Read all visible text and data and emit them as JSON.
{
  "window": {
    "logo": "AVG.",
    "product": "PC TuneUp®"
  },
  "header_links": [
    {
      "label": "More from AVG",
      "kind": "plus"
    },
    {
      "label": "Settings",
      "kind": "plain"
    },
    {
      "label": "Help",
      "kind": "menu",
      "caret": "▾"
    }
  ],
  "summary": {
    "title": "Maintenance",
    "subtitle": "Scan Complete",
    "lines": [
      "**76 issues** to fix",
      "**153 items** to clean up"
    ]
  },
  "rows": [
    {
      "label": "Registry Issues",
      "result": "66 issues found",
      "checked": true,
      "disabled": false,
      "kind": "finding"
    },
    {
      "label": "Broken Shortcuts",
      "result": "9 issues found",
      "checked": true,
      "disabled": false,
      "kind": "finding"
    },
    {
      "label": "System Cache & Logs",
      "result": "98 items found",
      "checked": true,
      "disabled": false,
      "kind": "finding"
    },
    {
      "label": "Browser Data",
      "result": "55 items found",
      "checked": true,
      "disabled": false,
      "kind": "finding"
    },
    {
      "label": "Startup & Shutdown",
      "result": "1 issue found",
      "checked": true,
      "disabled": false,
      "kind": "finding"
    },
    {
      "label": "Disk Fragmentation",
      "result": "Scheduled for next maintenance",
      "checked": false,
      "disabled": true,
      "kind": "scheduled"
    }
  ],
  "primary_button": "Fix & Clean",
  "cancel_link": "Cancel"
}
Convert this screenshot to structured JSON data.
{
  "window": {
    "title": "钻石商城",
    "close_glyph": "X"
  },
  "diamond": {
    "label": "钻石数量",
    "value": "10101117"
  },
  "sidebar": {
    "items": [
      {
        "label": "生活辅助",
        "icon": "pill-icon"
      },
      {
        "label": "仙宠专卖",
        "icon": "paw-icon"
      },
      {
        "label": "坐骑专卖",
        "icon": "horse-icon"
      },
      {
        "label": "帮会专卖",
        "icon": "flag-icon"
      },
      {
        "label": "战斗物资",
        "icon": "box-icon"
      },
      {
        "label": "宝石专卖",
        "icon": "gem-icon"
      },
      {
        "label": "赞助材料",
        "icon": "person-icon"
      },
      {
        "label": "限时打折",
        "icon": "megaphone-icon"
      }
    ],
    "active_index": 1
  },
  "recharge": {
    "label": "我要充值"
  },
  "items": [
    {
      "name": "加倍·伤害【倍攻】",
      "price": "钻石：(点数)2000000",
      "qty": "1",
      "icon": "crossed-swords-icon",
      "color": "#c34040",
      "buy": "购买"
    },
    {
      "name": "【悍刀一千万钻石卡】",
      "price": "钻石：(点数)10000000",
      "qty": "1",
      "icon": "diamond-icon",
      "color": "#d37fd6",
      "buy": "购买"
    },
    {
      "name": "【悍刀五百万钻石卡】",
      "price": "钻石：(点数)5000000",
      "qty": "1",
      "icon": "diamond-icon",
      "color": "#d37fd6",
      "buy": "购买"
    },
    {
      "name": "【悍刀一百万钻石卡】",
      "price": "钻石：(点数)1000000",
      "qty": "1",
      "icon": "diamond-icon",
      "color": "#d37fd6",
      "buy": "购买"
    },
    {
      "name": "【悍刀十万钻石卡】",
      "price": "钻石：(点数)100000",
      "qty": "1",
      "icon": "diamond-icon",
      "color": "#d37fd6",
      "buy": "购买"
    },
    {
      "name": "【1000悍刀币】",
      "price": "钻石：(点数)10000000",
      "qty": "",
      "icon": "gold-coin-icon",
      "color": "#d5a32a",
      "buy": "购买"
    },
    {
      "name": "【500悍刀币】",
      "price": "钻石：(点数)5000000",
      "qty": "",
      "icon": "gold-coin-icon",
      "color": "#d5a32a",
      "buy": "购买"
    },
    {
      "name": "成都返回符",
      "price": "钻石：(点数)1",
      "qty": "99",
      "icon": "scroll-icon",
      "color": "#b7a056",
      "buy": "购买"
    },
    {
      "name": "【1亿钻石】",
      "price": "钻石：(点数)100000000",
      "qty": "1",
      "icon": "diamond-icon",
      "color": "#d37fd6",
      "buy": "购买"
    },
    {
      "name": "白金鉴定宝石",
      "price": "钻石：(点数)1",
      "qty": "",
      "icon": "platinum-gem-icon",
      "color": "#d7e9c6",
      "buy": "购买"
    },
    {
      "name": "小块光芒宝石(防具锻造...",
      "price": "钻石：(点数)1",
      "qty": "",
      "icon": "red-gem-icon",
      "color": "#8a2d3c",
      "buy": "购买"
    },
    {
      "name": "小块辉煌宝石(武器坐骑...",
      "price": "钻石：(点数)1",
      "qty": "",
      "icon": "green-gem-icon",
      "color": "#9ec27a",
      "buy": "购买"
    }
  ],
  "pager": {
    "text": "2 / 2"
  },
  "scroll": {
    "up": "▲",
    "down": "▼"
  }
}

__________________________________________________

:: Short problem ::
Exactly reproduce every line found in the records.

:: Result of this exercise ::
Read all visible text and data and emit them as JSON.
{
  "window": {
    "logo": "AVG.",
    "product": "PC TuneUp®"
  },
  "header_links": [
    {
      "label": "More from AVG",
      "kind": "plus"
    },
    {
      "label": "Settings",
      "kind": "plain"
    },
    {
      "label": "Help",
      "kind": "menu",
      "caret": "▾"
    }
  ],
  "summary": {
    "title": "Maintenance",
    "subtitle": "Scan Complete",
    "lines": [
      "**76 issues** to fix",
      "**153 items** to clean up"
    ]
  },
  "rows": [
    {
      "label": "Registry Issues",
      "result": "66 issues found",
      "checked": true,
      "disabled": false,
      "kind": "finding"
    },
    {
      "label": "Broken Shortcuts",
      "result": "9 issues found",
      "checked": true,
      "disabled": false,
      "kind": "finding"
    },
    {
      "label": "System Cache & Logs",
      "result": "98 items found",
      "checked": true,
      "disabled": false,
      "kind": "finding"
    },
    {
      "label": "Browser Data",
      "result": "55 items found",
      "checked": true,
      "disabled": false,
      "kind": "finding"
    },
    {
      "label": "Startup & Shutdown",
      "result": "1 issue found",
      "checked": true,
      "disabled": false,
      "kind": "finding"
    },
    {
      "label": "Disk Fragmentation",
      "result": "Scheduled for next maintenance",
      "checked": false,
      "disabled": true,
      "kind": "scheduled"
    }
  ],
  "primary_button": "Fix & Clean",
  "cancel_link": "Cancel"
}
Convert this screenshot to structured JSON data.
{
  "window": {
    "title": "钻石商城",
    "close_glyph": "X"
  },
  "diamond": {
    "label": "钻石数量",
    "value": "10101117"
  },
  "sidebar": {
    "items": [
      {
        "label": "生活辅助",
        "icon": "pill-icon"
      },
      {
        "label": "仙宠专卖",
        "icon": "paw-icon"
      },
      {
        "label": "坐骑专卖",
        "icon": "horse-icon"
      },
      {
        "label": "帮会专卖",
        "icon": "flag-icon"
      },
      {
        "label": "战斗物资",
        "icon": "box-icon"
      },
      {
        "label": "宝石专卖",
        "icon": "gem-icon"
      },
      {
        "label": "赞助材料",
        "icon": "person-icon"
      },
      {
        "label": "限时打折",
        "icon": "megaphone-icon"
      }
    ],
    "active_index": 1
  },
  "recharge": {
    "label": "我要充值"
  },
  "items": [
    {
      "name": "加倍·伤害【倍攻】",
      "price": "钻石：(点数)2000000",
      "qty": "1",
      "icon": "crossed-swords-icon",
      "color": "#c34040",
      "buy": "购买"
    },
    {
      "name": "【悍刀一千万钻石卡】",
      "price": "钻石：(点数)10000000",
      "qty": "1",
      "icon": "diamond-icon",
      "color": "#d37fd6",
      "buy": "购买"
    },
    {
      "name": "【悍刀五百万钻石卡】",
      "price": "钻石：(点数)5000000",
      "qty": "1",
      "icon": "diamond-icon",
      "color": "#d37fd6",
      "buy": "购买"
    },
    {
      "name": "【悍刀一百万钻石卡】",
      "price": "钻石：(点数)1000000",
      "qty": "1",
      "icon": "diamond-icon",
      "color": "#d37fd6",
      "buy": "购买"
    },
    {
      "name": "【悍刀十万钻石卡】",
      "price": "钻石：(点数)100000",
      "qty": "1",
      "icon": "diamond-icon",
      "color": "#d37fd6",
      "buy": "购买"
    },
    {
      "name": "【1000悍刀币】",
      "price": "钻石：(点数)10000000",
      "qty": "",
      "icon": "gold-coin-icon",
      "color": "#d5a32a",
      "buy": "购买"
    },
    {
      "name": "【500悍刀币】",
      "price": "钻石：(点数)5000000",
      "qty": "",
      "icon": "gold-coin-icon",
      "color": "#d5a32a",
      "buy": "购买"
    },
    {
      "name": "成都返回符",
      "price": "钻石：(点数)1",
      "qty": "99",
      "icon": "scroll-icon",
      "color": "#b7a056",
      "buy": "购买"
    },
    {
      "name": "【1亿钻石】",
      "price": "钻石：(点数)100000000",
      "qty": "1",
      "icon": "diamond-icon",
      "color": "#d37fd6",
      "buy": "购买"
    },
    {
      "name": "白金鉴定宝石",
      "price": "钻石：(点数)1",
      "qty": "",
      "icon": "platinum-gem-icon",
      "color": "#d7e9c6",
      "buy": "购买"
    },
    {
      "name": "小块光芒宝石(防具锻造...",
      "price": "钻石：(点数)1",
      "qty": "",
      "icon": "red-gem-icon",
      "color": "#8a2d3c",
      "buy": "购买"
    },
    {
      "name": "小块辉煌宝石(武器坐骑...",
      "price": "钻石：(点数)1",
      "qty": "",
      "icon": "green-gem-icon",
      "color": "#9ec27a",
      "buy": "购买"
    }
  ],
  "pager": {
    "text": "2 / 2"
  },
  "scroll": {
    "up": "▲",
    "down": "▼"
  }
}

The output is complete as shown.